Entries with figure data:
====
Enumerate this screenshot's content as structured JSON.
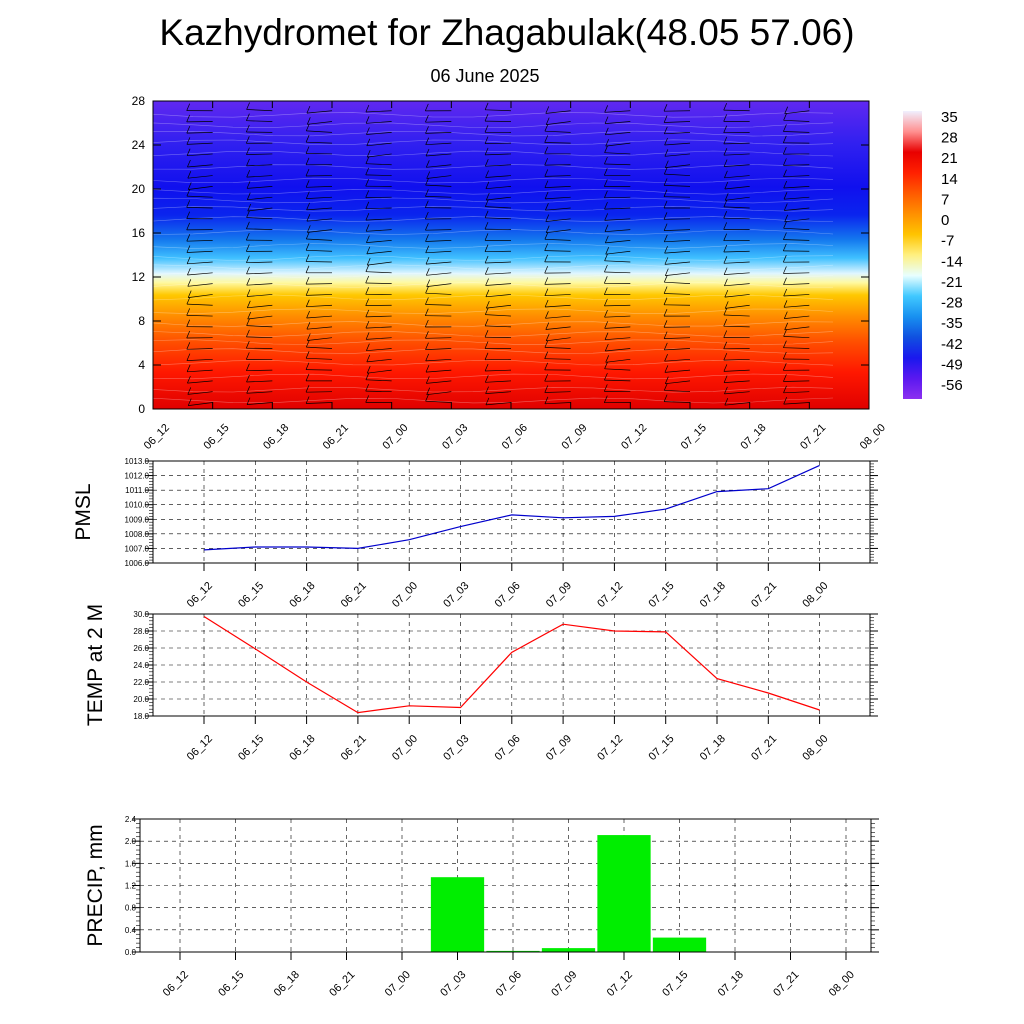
{
  "header": {
    "title": "Kazhydromet for Zhagabulak(48.05 57.06)",
    "date": "06 June 2025"
  },
  "time_labels": [
    "06_12",
    "06_15",
    "06_18",
    "06_21",
    "07_00",
    "07_03",
    "07_06",
    "07_09",
    "07_12",
    "07_15",
    "07_18",
    "07_21",
    "08_00"
  ],
  "colors": {
    "pmsl_line": "#0000cc",
    "temp_line": "#ff0000",
    "precip_bar": "#00ee00",
    "grid": "#000000"
  },
  "colorbar": {
    "labels": [
      "35",
      "28",
      "21",
      "14",
      "7",
      "0",
      "-7",
      "-14",
      "-21",
      "-28",
      "-35",
      "-42",
      "-49",
      "-56"
    ],
    "stops": [
      "#f0f0ff",
      "#ff9090",
      "#e80000",
      "#ff2000",
      "#ff5a00",
      "#ff9000",
      "#ffc400",
      "#fff080",
      "#e8ffff",
      "#40c8ff",
      "#1890f0",
      "#1050e0",
      "#1a18ee",
      "#5a18f0",
      "#8c30f0"
    ]
  },
  "chart_data": [
    {
      "type": "heatmap",
      "name": "temperature-wind-cross-section",
      "title": "",
      "ylim": [
        0,
        28
      ],
      "yticks": [
        0,
        4,
        8,
        12,
        16,
        20,
        24,
        28
      ],
      "x": [
        "06_12",
        "06_15",
        "06_18",
        "06_21",
        "07_00",
        "07_03",
        "07_06",
        "07_09",
        "07_12",
        "07_15",
        "07_18",
        "07_21",
        "08_00"
      ],
      "legend_range": [
        -56,
        35
      ]
    },
    {
      "type": "line",
      "name": "pmsl",
      "ylabel": "PMSL",
      "ylim": [
        1006.0,
        1013.0
      ],
      "yticks": [
        "1006.0",
        "1007.0",
        "1008.0",
        "1009.0",
        "1010.0",
        "1011.0",
        "1012.0",
        "1013.0"
      ],
      "x": [
        "06_12",
        "06_15",
        "06_18",
        "06_21",
        "07_00",
        "07_03",
        "07_06",
        "07_09",
        "07_12",
        "07_15",
        "07_18",
        "07_21",
        "08_00"
      ],
      "values": [
        1006.9,
        1007.1,
        1007.1,
        1007.0,
        1007.6,
        1008.5,
        1009.3,
        1009.1,
        1009.2,
        1009.7,
        1010.9,
        1011.1,
        1012.7
      ]
    },
    {
      "type": "line",
      "name": "temp2m",
      "ylabel": "TEMP at 2 M",
      "ylim": [
        18.0,
        30.0
      ],
      "yticks": [
        "18.0",
        "20.0",
        "22.0",
        "24.0",
        "26.0",
        "28.0",
        "30.0"
      ],
      "x": [
        "06_12",
        "06_15",
        "06_18",
        "06_21",
        "07_00",
        "07_03",
        "07_06",
        "07_09",
        "07_12",
        "07_15",
        "07_18",
        "07_21",
        "08_00"
      ],
      "values": [
        29.7,
        25.9,
        22.0,
        18.4,
        19.2,
        19.0,
        25.5,
        28.8,
        28.0,
        27.9,
        22.4,
        20.7,
        18.7
      ]
    },
    {
      "type": "bar",
      "name": "precip",
      "ylabel": "PRECIP, mm",
      "ylim": [
        0.0,
        2.4
      ],
      "yticks": [
        "0.0",
        "0.4",
        "0.8",
        "1.2",
        "1.6",
        "2.0",
        "2.4"
      ],
      "categories": [
        "06_12",
        "06_15",
        "06_18",
        "06_21",
        "07_00",
        "07_03",
        "07_06",
        "07_09",
        "07_12",
        "07_15",
        "07_18",
        "07_21",
        "08_00"
      ],
      "values": [
        0.0,
        0.0,
        0.0,
        0.0,
        0.0,
        1.35,
        0.02,
        0.07,
        2.11,
        0.26,
        0.0,
        0.0,
        0.0
      ]
    }
  ]
}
====
GIVEN INSTRUCTION: Every line above should be returned exactly; the pictures stay out.

SOLUTION TO THE EXERCISE:
Enumerate this screenshot's content as structured JSON.
{
  "header": {
    "title": "Kazhydromet for Zhagabulak(48.05 57.06)",
    "date": "06 June 2025"
  },
  "time_labels": [
    "06_12",
    "06_15",
    "06_18",
    "06_21",
    "07_00",
    "07_03",
    "07_06",
    "07_09",
    "07_12",
    "07_15",
    "07_18",
    "07_21",
    "08_00"
  ],
  "colors": {
    "pmsl_line": "#0000cc",
    "temp_line": "#ff0000",
    "precip_bar": "#00ee00",
    "grid": "#000000"
  },
  "colorbar": {
    "labels": [
      "35",
      "28",
      "21",
      "14",
      "7",
      "0",
      "-7",
      "-14",
      "-21",
      "-28",
      "-35",
      "-42",
      "-49",
      "-56"
    ],
    "stops": [
      "#f0f0ff",
      "#ff9090",
      "#e80000",
      "#ff2000",
      "#ff5a00",
      "#ff9000",
      "#ffc400",
      "#fff080",
      "#e8ffff",
      "#40c8ff",
      "#1890f0",
      "#1050e0",
      "#1a18ee",
      "#5a18f0",
      "#8c30f0"
    ]
  },
  "chart_data": [
    {
      "type": "heatmap",
      "name": "temperature-wind-cross-section",
      "title": "",
      "ylim": [
        0,
        28
      ],
      "yticks": [
        0,
        4,
        8,
        12,
        16,
        20,
        24,
        28
      ],
      "x": [
        "06_12",
        "06_15",
        "06_18",
        "06_21",
        "07_00",
        "07_03",
        "07_06",
        "07_09",
        "07_12",
        "07_15",
        "07_18",
        "07_21",
        "08_00"
      ],
      "legend_range": [
        -56,
        35
      ]
    },
    {
      "type": "line",
      "name": "pmsl",
      "ylabel": "PMSL",
      "ylim": [
        1006.0,
        1013.0
      ],
      "yticks": [
        "1006.0",
        "1007.0",
        "1008.0",
        "1009.0",
        "1010.0",
        "1011.0",
        "1012.0",
        "1013.0"
      ],
      "x": [
        "06_12",
        "06_15",
        "06_18",
        "06_21",
        "07_00",
        "07_03",
        "07_06",
        "07_09",
        "07_12",
        "07_15",
        "07_18",
        "07_21",
        "08_00"
      ],
      "values": [
        1006.9,
        1007.1,
        1007.1,
        1007.0,
        1007.6,
        1008.5,
        1009.3,
        1009.1,
        1009.2,
        1009.7,
        1010.9,
        1011.1,
        1012.7
      ]
    },
    {
      "type": "line",
      "name": "temp2m",
      "ylabel": "TEMP at 2 M",
      "ylim": [
        18.0,
        30.0
      ],
      "yticks": [
        "18.0",
        "20.0",
        "22.0",
        "24.0",
        "26.0",
        "28.0",
        "30.0"
      ],
      "x": [
        "06_12",
        "06_15",
        "06_18",
        "06_21",
        "07_00",
        "07_03",
        "07_06",
        "07_09",
        "07_12",
        "07_15",
        "07_18",
        "07_21",
        "08_00"
      ],
      "values": [
        29.7,
        25.9,
        22.0,
        18.4,
        19.2,
        19.0,
        25.5,
        28.8,
        28.0,
        27.9,
        22.4,
        20.7,
        18.7
      ]
    },
    {
      "type": "bar",
      "name": "precip",
      "ylabel": "PRECIP, mm",
      "ylim": [
        0.0,
        2.4
      ],
      "yticks": [
        "0.0",
        "0.4",
        "0.8",
        "1.2",
        "1.6",
        "2.0",
        "2.4"
      ],
      "categories": [
        "06_12",
        "06_15",
        "06_18",
        "06_21",
        "07_00",
        "07_03",
        "07_06",
        "07_09",
        "07_12",
        "07_15",
        "07_18",
        "07_21",
        "08_00"
      ],
      "values": [
        0.0,
        0.0,
        0.0,
        0.0,
        0.0,
        1.35,
        0.02,
        0.07,
        2.11,
        0.26,
        0.0,
        0.0,
        0.0
      ]
    }
  ]
}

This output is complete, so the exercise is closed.